[What to do] Report how many lines contain "выемки"; state the number and nothing else.
------------------------
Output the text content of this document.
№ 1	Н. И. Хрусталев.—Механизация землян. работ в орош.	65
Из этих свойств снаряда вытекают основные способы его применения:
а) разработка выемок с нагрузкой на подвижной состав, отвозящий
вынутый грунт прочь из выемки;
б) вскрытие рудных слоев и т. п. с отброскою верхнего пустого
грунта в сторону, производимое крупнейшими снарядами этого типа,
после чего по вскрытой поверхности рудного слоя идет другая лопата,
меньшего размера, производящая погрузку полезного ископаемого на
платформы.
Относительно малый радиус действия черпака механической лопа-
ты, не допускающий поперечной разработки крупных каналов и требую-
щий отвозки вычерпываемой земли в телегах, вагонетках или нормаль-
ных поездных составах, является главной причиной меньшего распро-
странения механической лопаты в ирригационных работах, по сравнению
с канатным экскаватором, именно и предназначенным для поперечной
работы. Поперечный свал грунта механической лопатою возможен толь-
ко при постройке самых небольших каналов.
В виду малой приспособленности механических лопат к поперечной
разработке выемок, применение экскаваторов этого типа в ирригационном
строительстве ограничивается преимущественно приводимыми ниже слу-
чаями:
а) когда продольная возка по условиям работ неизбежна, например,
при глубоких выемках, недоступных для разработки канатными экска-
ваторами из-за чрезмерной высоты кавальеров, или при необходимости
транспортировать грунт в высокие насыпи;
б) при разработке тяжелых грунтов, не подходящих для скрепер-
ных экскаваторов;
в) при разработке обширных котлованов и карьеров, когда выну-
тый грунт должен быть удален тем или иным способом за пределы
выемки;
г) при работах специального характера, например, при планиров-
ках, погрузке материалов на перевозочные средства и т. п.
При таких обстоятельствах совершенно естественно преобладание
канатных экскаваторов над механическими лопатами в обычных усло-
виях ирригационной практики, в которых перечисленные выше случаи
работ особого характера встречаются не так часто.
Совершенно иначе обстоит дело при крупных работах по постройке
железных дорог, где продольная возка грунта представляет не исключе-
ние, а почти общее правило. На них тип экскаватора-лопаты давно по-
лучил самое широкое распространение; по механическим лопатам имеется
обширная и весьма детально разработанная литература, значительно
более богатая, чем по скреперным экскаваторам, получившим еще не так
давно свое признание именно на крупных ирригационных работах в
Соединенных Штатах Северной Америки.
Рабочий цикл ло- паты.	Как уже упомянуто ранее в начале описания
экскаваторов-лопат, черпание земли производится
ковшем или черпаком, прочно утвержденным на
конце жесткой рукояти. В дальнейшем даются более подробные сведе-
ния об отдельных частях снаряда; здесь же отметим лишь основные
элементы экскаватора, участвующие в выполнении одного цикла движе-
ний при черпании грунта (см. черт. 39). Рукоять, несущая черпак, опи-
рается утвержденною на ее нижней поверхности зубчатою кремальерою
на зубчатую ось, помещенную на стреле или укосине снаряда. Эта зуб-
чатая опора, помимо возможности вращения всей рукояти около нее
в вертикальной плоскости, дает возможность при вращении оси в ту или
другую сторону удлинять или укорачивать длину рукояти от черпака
------------------------
[Finished answer] 2